# Chart and figure data
▼

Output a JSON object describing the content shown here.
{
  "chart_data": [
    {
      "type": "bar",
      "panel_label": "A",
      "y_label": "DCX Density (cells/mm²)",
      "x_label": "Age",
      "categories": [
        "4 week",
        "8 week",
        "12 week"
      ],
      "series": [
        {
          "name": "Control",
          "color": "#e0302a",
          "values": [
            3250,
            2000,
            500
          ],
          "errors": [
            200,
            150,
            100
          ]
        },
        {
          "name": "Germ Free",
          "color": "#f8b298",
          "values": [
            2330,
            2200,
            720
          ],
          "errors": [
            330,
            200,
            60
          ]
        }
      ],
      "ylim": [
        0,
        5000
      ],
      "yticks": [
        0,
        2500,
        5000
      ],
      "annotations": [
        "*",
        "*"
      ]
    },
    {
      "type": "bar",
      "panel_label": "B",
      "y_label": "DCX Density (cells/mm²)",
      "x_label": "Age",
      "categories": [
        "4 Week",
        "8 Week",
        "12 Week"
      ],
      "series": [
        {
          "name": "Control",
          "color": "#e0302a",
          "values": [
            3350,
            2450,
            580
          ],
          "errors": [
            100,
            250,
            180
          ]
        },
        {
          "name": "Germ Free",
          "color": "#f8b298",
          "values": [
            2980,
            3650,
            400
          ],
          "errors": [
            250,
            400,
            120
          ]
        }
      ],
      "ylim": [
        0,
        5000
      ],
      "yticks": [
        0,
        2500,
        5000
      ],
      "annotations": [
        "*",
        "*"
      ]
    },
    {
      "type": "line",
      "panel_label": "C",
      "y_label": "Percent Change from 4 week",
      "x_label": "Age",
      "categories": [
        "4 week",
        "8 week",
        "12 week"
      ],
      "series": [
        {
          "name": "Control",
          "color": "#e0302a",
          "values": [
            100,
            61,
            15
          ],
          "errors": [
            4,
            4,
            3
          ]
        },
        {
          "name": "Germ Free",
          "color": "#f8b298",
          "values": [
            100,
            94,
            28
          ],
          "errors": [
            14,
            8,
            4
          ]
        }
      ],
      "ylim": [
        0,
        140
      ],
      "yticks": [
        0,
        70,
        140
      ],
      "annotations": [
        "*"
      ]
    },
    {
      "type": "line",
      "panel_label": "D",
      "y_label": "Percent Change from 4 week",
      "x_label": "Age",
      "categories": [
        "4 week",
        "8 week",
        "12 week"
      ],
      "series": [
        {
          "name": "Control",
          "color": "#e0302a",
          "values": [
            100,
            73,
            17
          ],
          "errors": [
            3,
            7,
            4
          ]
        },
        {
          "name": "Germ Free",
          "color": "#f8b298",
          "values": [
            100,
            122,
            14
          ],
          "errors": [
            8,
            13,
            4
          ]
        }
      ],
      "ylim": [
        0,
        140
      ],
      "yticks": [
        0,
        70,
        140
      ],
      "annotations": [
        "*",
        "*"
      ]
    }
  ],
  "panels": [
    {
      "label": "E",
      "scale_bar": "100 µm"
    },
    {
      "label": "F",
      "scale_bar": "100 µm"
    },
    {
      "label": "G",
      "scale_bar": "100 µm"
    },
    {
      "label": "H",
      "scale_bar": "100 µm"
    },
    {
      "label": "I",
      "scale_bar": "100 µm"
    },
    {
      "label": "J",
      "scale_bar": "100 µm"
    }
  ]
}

▲
▼

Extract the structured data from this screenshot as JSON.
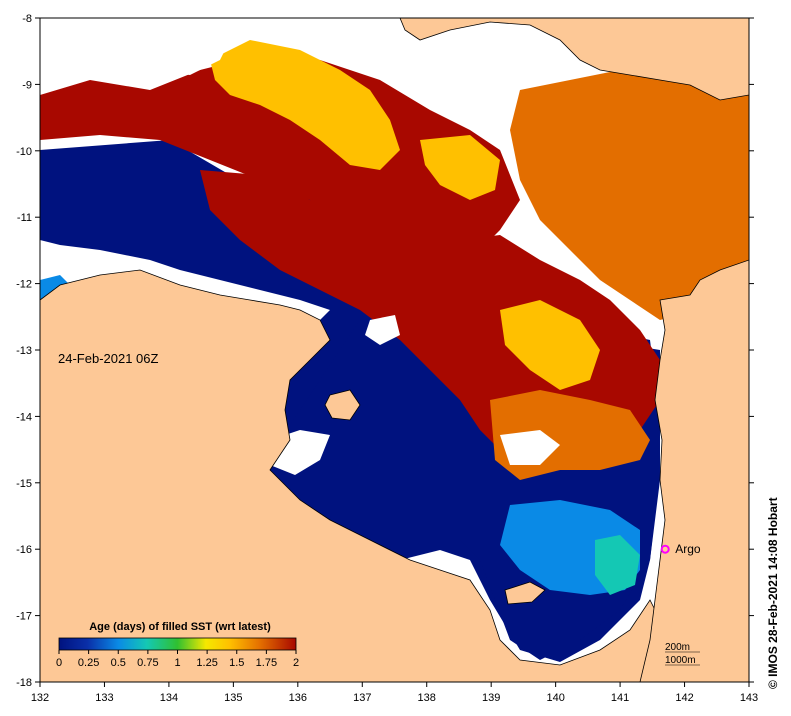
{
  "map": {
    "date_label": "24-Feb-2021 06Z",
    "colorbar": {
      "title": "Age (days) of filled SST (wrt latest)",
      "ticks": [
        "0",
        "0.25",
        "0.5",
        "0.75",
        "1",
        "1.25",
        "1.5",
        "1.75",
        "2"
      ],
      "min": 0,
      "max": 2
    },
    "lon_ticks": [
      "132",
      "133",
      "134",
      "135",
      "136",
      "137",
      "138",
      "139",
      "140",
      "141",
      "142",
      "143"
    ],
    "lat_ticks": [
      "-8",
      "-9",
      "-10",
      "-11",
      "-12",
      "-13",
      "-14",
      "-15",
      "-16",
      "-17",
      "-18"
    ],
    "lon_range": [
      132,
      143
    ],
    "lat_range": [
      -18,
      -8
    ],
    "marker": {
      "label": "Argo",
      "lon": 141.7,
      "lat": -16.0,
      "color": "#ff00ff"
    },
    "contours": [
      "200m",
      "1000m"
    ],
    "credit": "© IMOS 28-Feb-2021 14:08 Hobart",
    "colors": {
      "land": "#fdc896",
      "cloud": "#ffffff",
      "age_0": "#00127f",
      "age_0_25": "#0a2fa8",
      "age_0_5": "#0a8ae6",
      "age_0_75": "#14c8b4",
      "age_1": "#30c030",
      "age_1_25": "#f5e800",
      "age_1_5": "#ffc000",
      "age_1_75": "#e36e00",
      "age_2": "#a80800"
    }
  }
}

▲

Show the lines of the material that contain the word "JSON".

Output a JSON object describing the content shown here.
Extract the structured data from this screenshot as JSON.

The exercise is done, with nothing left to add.